▸ **Task to carry out**: Present the data once more in exactly its original form.

(Collection entries)
## BEGIN

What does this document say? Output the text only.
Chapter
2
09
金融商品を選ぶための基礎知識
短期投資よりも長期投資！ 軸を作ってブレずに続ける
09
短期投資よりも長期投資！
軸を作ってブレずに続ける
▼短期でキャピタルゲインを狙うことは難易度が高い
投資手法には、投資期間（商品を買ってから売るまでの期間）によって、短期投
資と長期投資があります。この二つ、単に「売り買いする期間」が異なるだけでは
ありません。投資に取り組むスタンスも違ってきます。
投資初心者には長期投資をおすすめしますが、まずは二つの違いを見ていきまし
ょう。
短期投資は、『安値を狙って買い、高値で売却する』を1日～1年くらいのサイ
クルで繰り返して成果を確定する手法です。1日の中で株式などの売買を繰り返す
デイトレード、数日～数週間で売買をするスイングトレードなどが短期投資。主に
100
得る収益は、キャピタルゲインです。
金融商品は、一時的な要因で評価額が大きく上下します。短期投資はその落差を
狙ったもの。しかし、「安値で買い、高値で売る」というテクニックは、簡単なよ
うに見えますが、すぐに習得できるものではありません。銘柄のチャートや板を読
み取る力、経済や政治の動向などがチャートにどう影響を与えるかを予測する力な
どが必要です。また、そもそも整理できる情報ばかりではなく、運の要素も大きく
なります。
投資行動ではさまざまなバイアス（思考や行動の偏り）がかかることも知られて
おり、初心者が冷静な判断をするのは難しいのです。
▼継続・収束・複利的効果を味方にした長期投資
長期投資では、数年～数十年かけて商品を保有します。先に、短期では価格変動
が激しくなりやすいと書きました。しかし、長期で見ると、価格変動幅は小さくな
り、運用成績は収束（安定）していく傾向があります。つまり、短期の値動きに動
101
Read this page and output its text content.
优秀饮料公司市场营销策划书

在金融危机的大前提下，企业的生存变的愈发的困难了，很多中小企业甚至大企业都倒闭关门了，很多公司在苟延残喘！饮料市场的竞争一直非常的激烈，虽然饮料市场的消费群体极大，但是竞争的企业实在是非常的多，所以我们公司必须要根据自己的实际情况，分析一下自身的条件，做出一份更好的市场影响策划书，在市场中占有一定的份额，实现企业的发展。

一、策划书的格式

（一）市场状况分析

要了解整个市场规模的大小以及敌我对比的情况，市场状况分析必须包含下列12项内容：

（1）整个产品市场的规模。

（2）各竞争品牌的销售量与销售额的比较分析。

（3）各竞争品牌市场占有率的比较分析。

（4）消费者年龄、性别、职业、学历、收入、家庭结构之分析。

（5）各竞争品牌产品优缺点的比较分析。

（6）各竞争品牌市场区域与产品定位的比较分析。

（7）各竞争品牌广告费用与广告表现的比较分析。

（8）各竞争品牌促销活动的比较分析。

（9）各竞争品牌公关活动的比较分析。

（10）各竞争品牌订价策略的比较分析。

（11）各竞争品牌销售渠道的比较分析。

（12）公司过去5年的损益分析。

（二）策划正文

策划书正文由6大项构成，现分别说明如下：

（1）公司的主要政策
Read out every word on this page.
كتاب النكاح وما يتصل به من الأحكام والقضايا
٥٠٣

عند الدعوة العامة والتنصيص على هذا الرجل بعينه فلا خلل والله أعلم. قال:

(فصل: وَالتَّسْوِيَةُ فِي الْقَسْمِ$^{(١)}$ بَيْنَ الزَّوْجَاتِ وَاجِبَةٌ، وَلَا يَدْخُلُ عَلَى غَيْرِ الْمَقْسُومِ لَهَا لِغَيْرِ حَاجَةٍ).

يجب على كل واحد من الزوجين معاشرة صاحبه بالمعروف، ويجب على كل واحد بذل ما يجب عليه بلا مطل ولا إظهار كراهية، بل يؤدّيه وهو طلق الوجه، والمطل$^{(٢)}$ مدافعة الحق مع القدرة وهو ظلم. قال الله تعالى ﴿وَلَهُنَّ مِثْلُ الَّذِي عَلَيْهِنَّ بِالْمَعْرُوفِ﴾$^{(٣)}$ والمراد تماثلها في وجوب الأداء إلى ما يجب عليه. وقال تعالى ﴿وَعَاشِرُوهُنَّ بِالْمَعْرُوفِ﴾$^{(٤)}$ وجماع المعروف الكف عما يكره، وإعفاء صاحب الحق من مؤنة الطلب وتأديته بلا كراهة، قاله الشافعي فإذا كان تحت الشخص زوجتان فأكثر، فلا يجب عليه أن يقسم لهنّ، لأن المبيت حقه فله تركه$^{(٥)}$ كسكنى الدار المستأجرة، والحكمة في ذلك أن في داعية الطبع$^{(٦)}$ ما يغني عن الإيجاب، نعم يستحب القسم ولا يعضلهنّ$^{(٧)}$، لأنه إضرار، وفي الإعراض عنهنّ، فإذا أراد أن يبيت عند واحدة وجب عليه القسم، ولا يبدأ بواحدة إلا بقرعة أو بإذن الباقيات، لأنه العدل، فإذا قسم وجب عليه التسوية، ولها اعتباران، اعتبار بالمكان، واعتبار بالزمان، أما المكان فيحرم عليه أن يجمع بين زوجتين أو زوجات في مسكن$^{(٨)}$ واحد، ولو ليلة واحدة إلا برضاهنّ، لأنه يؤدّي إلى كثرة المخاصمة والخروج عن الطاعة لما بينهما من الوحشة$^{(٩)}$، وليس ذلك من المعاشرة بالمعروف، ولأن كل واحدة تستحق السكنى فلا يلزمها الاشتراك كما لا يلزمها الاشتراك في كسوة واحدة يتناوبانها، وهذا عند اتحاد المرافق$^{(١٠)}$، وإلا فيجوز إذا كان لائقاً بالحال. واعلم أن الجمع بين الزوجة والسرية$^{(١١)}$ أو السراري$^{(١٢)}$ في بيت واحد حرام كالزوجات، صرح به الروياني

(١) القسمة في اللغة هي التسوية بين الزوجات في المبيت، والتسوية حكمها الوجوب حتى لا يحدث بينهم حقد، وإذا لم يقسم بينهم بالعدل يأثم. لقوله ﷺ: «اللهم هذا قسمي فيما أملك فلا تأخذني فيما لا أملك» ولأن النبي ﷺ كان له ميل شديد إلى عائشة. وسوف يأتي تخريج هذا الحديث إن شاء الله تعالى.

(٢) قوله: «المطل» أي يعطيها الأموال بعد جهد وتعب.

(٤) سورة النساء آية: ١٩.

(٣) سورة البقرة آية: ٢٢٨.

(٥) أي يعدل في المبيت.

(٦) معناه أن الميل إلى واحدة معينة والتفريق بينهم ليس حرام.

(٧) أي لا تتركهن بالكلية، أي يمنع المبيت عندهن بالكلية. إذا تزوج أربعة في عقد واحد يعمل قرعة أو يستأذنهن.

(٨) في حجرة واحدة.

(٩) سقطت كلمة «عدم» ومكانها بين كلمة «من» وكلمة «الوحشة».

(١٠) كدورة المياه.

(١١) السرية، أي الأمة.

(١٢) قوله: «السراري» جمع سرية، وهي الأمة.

## END

▸ **Exercise answer**:
What does this document say? Output the text only.
Chapter
2
09
金融商品を選ぶための基礎知識
短期投資よりも長期投資！ 軸を作ってブレずに続ける
09
短期投資よりも長期投資！
軸を作ってブレずに続ける
▼短期でキャピタルゲインを狙うことは難易度が高い
投資手法には、投資期間（商品を買ってから売るまでの期間）によって、短期投
資と長期投資があります。この二つ、単に「売り買いする期間」が異なるだけでは
ありません。投資に取り組むスタンスも違ってきます。
投資初心者には長期投資をおすすめしますが、まずは二つの違いを見ていきまし
ょう。
短期投資は、『安値を狙って買い、高値で売却する』を1日～1年くらいのサイ
クルで繰り返して成果を確定する手法です。1日の中で株式などの売買を繰り返す
デイトレード、数日～数週間で売買をするスイングトレードなどが短期投資。主に
100
得る収益は、キャピタルゲインです。
金融商品は、一時的な要因で評価額が大きく上下します。短期投資はその落差を
狙ったもの。しかし、「安値で買い、高値で売る」というテクニックは、簡単なよ
うに見えますが、すぐに習得できるものではありません。銘柄のチャートや板を読
み取る力、経済や政治の動向などがチャートにどう影響を与えるかを予測する力な
どが必要です。また、そもそも整理できる情報ばかりではなく、運の要素も大きく
なります。
投資行動ではさまざまなバイアス（思考や行動の偏り）がかかることも知られて
おり、初心者が冷静な判断をするのは難しいのです。
▼継続・収束・複利的効果を味方にした長期投資
長期投資では、数年～数十年かけて商品を保有します。先に、短期では価格変動
が激しくなりやすいと書きました。しかし、長期で見ると、価格変動幅は小さくな
り、運用成績は収束（安定）していく傾向があります。つまり、短期の値動きに動
101
Read this page and output its text content.
优秀饮料公司市场营销策划书

在金融危机的大前提下，企业的生存变的愈发的困难了，很多中小企业甚至大企业都倒闭关门了，很多公司在苟延残喘！饮料市场的竞争一直非常的激烈，虽然饮料市场的消费群体极大，但是竞争的企业实在是非常的多，所以我们公司必须要根据自己的实际情况，分析一下自身的条件，做出一份更好的市场影响策划书，在市场中占有一定的份额，实现企业的发展。

一、策划书的格式

（一）市场状况分析

要了解整个市场规模的大小以及敌我对比的情况，市场状况分析必须包含下列12项内容：

（1）整个产品市场的规模。

（2）各竞争品牌的销售量与销售额的比较分析。

（3）各竞争品牌市场占有率的比较分析。

（4）消费者年龄、性别、职业、学历、收入、家庭结构之分析。

（5）各竞争品牌产品优缺点的比较分析。

（6）各竞争品牌市场区域与产品定位的比较分析。

（7）各竞争品牌广告费用与广告表现的比较分析。

（8）各竞争品牌促销活动的比较分析。

（9）各竞争品牌公关活动的比较分析。

（10）各竞争品牌订价策略的比较分析。

（11）各竞争品牌销售渠道的比较分析。

（12）公司过去5年的损益分析。

（二）策划正文

策划书正文由6大项构成，现分别说明如下：

（1）公司的主要政策
Read out every word on this page.
كتاب النكاح وما يتصل به من الأحكام والقضايا
٥٠٣

عند الدعوة العامة والتنصيص على هذا الرجل بعينه فلا خلل والله أعلم. قال:

(فصل: وَالتَّسْوِيَةُ فِي الْقَسْمِ$^{(١)}$ بَيْنَ الزَّوْجَاتِ وَاجِبَةٌ، وَلَا يَدْخُلُ عَلَى غَيْرِ الْمَقْسُومِ لَهَا لِغَيْرِ حَاجَةٍ).

يجب على كل واحد من الزوجين معاشرة صاحبه بالمعروف، ويجب على كل واحد بذل ما يجب عليه بلا مطل ولا إظهار كراهية، بل يؤدّيه وهو طلق الوجه، والمطل$^{(٢)}$ مدافعة الحق مع القدرة وهو ظلم. قال الله تعالى ﴿وَلَهُنَّ مِثْلُ الَّذِي عَلَيْهِنَّ بِالْمَعْرُوفِ﴾$^{(٣)}$ والمراد تماثلها في وجوب الأداء إلى ما يجب عليه. وقال تعالى ﴿وَعَاشِرُوهُنَّ بِالْمَعْرُوفِ﴾$^{(٤)}$ وجماع المعروف الكف عما يكره، وإعفاء صاحب الحق من مؤنة الطلب وتأديته بلا كراهة، قاله الشافعي فإذا كان تحت الشخص زوجتان فأكثر، فلا يجب عليه أن يقسم لهنّ، لأن المبيت حقه فله تركه$^{(٥)}$ كسكنى الدار المستأجرة، والحكمة في ذلك أن في داعية الطبع$^{(٦)}$ ما يغني عن الإيجاب، نعم يستحب القسم ولا يعضلهنّ$^{(٧)}$، لأنه إضرار، وفي الإعراض عنهنّ، فإذا أراد أن يبيت عند واحدة وجب عليه القسم، ولا يبدأ بواحدة إلا بقرعة أو بإذن الباقيات، لأنه العدل، فإذا قسم وجب عليه التسوية، ولها اعتباران، اعتبار بالمكان، واعتبار بالزمان، أما المكان فيحرم عليه أن يجمع بين زوجتين أو زوجات في مسكن$^{(٨)}$ واحد، ولو ليلة واحدة إلا برضاهنّ، لأنه يؤدّي إلى كثرة المخاصمة والخروج عن الطاعة لما بينهما من الوحشة$^{(٩)}$، وليس ذلك من المعاشرة بالمعروف، ولأن كل واحدة تستحق السكنى فلا يلزمها الاشتراك كما لا يلزمها الاشتراك في كسوة واحدة يتناوبانها، وهذا عند اتحاد المرافق$^{(١٠)}$، وإلا فيجوز إذا كان لائقاً بالحال. واعلم أن الجمع بين الزوجة والسرية$^{(١١)}$ أو السراري$^{(١٢)}$ في بيت واحد حرام كالزوجات، صرح به الروياني

(١) القسمة في اللغة هي التسوية بين الزوجات في المبيت، والتسوية حكمها الوجوب حتى لا يحدث بينهم حقد، وإذا لم يقسم بينهم بالعدل يأثم. لقوله ﷺ: «اللهم هذا قسمي فيما أملك فلا تأخذني فيما لا أملك» ولأن النبي ﷺ كان له ميل شديد إلى عائشة. وسوف يأتي تخريج هذا الحديث إن شاء الله تعالى.

(٢) قوله: «المطل» أي يعطيها الأموال بعد جهد وتعب.

(٤) سورة النساء آية: ١٩.

(٣) سورة البقرة آية: ٢٢٨.

(٥) أي يعدل في المبيت.

(٦) معناه أن الميل إلى واحدة معينة والتفريق بينهم ليس حرام.

(٧) أي لا تتركهن بالكلية، أي يمنع المبيت عندهن بالكلية. إذا تزوج أربعة في عقد واحد يعمل قرعة أو يستأذنهن.

(٨) في حجرة واحدة.

(٩) سقطت كلمة «عدم» ومكانها بين كلمة «من» وكلمة «الوحشة».

(١٠) كدورة المياه.

(١١) السرية، أي الأمة.

(١٢) قوله: «السراري» جمع سرية، وهي الأمة.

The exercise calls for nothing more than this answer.